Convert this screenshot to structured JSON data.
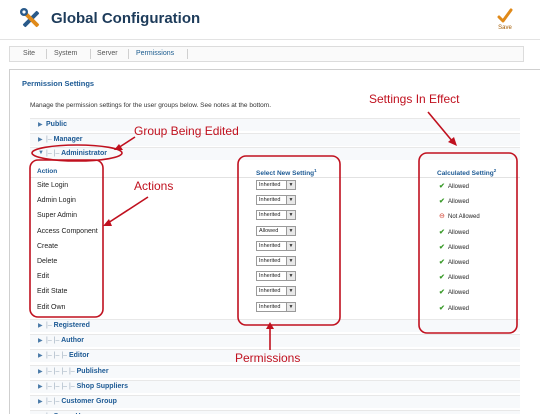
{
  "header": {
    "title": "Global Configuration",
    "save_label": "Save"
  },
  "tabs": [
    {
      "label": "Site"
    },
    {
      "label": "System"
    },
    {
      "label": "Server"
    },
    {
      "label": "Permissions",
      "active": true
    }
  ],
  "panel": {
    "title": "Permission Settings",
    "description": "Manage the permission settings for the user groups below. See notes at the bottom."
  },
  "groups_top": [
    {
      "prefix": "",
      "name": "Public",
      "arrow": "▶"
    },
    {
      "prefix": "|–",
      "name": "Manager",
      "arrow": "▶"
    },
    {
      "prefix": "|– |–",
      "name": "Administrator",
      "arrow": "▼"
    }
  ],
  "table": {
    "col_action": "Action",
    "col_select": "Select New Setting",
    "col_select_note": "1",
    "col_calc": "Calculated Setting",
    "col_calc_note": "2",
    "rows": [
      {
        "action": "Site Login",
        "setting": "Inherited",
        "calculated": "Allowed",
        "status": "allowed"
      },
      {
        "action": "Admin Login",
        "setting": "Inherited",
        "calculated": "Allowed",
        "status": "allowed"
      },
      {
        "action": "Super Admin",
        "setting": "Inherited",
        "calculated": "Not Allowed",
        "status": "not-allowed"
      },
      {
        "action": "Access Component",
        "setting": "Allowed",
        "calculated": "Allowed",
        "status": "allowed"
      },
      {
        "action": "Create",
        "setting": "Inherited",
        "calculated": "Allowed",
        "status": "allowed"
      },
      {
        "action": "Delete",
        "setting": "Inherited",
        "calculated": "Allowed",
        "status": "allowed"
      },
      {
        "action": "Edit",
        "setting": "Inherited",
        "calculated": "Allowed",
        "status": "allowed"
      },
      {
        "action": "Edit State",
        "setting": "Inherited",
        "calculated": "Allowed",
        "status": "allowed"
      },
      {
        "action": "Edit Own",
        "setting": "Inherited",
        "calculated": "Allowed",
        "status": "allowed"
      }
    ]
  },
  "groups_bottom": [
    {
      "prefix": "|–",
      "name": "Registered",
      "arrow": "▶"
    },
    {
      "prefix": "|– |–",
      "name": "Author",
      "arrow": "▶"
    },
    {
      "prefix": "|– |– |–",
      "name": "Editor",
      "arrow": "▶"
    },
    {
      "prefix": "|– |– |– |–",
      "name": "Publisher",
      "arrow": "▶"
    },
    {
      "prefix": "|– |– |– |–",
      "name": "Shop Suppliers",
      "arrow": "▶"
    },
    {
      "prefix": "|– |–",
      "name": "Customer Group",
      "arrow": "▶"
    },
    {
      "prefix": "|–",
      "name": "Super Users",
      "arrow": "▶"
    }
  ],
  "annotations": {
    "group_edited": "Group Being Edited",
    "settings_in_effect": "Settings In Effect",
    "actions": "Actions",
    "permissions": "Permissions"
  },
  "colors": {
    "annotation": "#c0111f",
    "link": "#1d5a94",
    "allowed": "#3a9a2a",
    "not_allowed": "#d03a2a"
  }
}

######

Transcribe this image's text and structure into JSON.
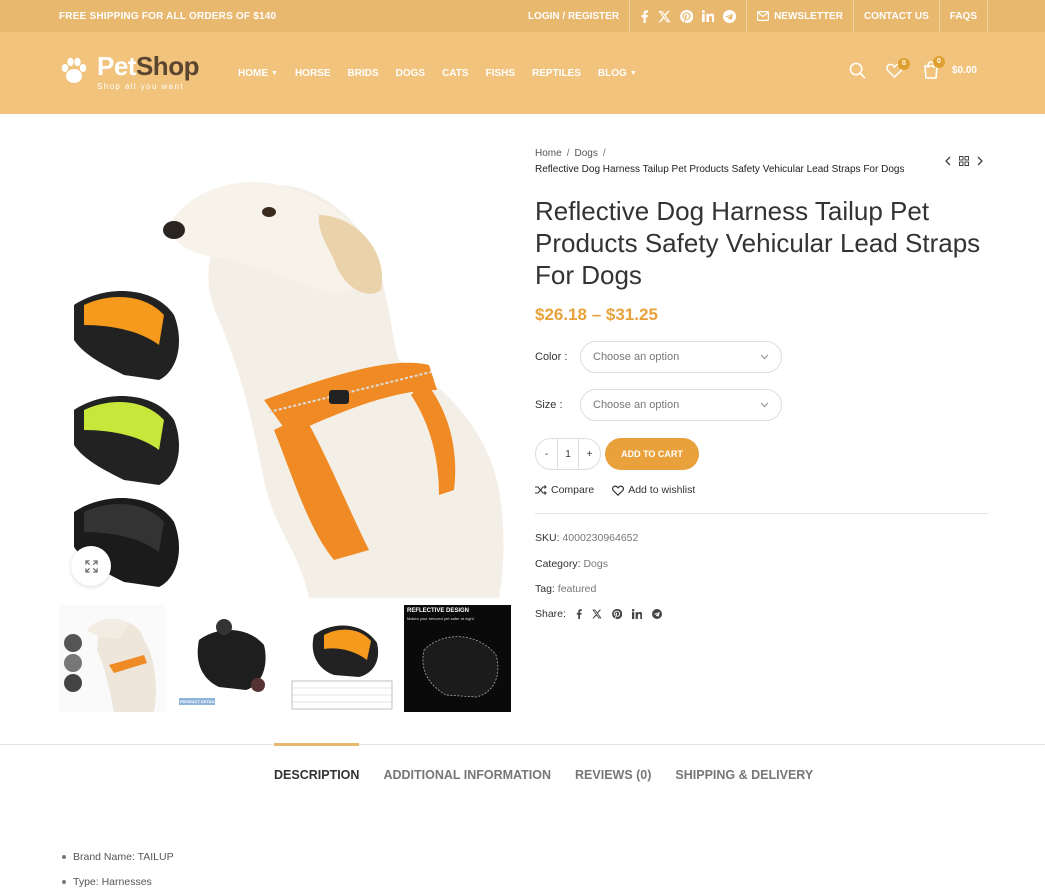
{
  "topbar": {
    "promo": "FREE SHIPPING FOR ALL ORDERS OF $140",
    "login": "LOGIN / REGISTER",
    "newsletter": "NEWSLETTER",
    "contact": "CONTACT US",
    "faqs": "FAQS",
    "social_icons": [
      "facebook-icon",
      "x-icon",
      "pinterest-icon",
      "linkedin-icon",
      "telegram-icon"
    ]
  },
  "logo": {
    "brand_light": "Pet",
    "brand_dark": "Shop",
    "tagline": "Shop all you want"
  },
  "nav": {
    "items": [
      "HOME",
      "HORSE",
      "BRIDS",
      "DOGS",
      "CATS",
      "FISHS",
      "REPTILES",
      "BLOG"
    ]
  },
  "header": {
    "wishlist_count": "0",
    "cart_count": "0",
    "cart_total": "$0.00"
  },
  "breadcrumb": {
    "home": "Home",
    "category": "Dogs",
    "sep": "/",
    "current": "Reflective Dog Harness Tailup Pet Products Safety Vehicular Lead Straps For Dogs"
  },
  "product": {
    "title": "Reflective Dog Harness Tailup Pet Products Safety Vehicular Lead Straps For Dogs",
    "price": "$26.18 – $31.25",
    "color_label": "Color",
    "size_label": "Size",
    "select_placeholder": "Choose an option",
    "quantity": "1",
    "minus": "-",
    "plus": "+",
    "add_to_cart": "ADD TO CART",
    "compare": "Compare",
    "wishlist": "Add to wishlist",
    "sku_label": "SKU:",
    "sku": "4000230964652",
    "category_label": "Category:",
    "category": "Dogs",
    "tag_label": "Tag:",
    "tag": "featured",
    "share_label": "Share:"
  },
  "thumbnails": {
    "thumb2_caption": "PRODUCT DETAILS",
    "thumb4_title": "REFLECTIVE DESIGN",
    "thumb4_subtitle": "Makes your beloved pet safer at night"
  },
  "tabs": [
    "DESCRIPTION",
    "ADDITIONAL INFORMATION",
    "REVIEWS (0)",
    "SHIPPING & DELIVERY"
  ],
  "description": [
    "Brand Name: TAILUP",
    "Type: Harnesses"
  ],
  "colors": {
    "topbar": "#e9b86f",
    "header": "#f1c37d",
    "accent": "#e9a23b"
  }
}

######

▸ DESCRIPTION OF THE TASK
Within the material above, find the lines that contain the word "Straps"; copy them.

▸ SOLUTION
    "current": "Reflective Dog Harness Tailup Pet Products Safety Vehicular Lead Straps For Dogs"
    "title": "Reflective Dog Harness Tailup Pet Products Safety Vehicular Lead Straps For Dogs",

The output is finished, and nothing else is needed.